- Source text:
+ + + + +

Some peptides have peer-reviewed evidence; many marketed as anti-aging ingredients do not. The picture is more nuanced than the industry suggests.
Peptides in skincare fall into three functional classes:
Signal peptides. Molecules like palmitoyl pentapeptide-4 (Matrixyl) that mimic collagen breakdown fragments and trigger fibroblast activity. Small clinical studies show modest improvements in fine lines and skin thickness over 3-6 months. Effect size is smaller than retinol.
Carrier peptides. Copper peptide (GHK-Cu) is the best-known. Real evidence for wound healing, anti-inflammatory effects, and collagen and elastin synthesis (Pickart, 2018). Concentration and formulation matter significantly.
Neurotransmitter-inhibiting peptides. Acetyl hexapeptide-8 (Argireline) claims to reduce muscle contraction like a topical Botox. Some evidence for reducing dynamic wrinkles, but effect size is small and dependent on high concentration and prolonged use.
Enzyme-inhibiting peptides. Peptides designed to inhibit MMPs. Emerging evidence, most in vitro rather than in vivo.
Errante's 2020 review provides a systematic overview of the peptide classes and their evidence base (Errante, 2020).
Practical: peptides are worth trying if used at effective concentrations from established formulators. They're modest additions — not replacements — for higher-evidence actives like retinoids and vitamin C.

+ + + + +

- Problem description:
Quote the passage of the text on skincare peptides that opens with the words "Carrier peptides. Copper" and closes with "base (Errante, 2020).".

+ + + + +

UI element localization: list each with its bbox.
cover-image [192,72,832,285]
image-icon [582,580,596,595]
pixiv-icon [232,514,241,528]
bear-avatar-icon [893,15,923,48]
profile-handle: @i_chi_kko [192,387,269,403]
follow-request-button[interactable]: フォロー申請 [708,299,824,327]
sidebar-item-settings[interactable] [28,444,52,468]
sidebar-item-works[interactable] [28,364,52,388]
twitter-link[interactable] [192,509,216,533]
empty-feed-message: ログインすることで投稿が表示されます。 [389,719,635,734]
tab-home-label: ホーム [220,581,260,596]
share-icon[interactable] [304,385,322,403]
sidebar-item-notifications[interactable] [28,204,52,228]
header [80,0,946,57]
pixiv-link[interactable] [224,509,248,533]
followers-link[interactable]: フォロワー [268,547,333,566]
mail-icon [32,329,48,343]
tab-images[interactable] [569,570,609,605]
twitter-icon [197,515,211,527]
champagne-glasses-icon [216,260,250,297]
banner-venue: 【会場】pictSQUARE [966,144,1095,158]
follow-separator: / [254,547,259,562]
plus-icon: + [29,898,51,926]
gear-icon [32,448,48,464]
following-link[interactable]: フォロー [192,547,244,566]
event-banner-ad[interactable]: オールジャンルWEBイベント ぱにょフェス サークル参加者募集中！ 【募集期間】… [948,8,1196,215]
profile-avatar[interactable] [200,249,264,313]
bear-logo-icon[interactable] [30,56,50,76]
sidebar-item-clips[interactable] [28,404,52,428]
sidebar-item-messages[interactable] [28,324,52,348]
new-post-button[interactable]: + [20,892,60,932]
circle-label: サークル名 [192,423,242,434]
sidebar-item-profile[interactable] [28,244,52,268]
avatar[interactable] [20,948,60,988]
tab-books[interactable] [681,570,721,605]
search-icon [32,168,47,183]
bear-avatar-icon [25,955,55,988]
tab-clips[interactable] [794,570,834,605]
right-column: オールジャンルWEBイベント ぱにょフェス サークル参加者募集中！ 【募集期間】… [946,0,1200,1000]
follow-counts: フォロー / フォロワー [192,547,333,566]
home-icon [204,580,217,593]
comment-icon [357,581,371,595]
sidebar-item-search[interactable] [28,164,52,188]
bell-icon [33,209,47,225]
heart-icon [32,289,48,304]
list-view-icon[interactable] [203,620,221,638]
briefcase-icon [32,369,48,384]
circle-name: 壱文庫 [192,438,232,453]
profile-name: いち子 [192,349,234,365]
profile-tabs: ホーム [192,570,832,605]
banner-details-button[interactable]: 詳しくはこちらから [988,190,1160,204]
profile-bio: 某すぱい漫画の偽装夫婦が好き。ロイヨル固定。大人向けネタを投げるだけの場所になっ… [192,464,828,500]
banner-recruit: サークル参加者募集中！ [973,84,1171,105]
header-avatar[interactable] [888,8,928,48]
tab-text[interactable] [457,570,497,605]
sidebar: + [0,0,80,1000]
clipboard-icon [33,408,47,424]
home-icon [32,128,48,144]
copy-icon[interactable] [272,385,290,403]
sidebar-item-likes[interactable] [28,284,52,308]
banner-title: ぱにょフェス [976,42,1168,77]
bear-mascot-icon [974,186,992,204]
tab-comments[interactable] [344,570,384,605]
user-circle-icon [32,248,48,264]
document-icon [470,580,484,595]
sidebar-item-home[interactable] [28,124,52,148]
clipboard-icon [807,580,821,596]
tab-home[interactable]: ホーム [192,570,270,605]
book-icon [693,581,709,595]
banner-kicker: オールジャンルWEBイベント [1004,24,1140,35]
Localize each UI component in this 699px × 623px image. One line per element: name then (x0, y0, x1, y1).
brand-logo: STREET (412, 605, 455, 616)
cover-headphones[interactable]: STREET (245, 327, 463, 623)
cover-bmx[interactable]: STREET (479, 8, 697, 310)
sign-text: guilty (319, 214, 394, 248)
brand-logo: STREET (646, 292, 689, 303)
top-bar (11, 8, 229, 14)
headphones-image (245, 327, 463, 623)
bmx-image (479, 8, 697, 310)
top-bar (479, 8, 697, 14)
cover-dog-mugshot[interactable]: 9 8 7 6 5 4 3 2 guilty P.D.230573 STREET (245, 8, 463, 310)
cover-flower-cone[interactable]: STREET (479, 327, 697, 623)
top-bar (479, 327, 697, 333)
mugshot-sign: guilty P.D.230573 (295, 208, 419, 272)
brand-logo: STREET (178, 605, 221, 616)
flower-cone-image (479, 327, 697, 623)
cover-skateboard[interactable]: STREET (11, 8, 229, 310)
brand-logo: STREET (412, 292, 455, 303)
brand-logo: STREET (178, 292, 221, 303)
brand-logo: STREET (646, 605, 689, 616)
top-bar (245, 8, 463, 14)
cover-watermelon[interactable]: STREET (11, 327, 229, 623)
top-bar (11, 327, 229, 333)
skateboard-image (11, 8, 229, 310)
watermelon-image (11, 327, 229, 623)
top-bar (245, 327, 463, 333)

+ + + + +

- Problem solution:
Carrier peptides. Copper peptide (GHK-Cu) is the best-known. Real evidence for wound healing, anti-inflammatory effects, and collagen and elastin synthesis (Pickart, 2018). Concentration and formulation matter significantly.
Neurotransmitter-inhibiting peptides. Acetyl hexapeptide-8 (Argireline) claims to reduce muscle contraction like a topical Botox. Some evidence for reducing dynamic wrinkles, but effect size is small and dependent on high concentration and prolonged use.
Enzyme-inhibiting peptides. Peptides designed to inhibit MMPs. Emerging evidence, most in vitro rather than in vivo.
Errante's 2020 review provides a systematic overview of the peptide classes and their evidence base (Errante, 2020).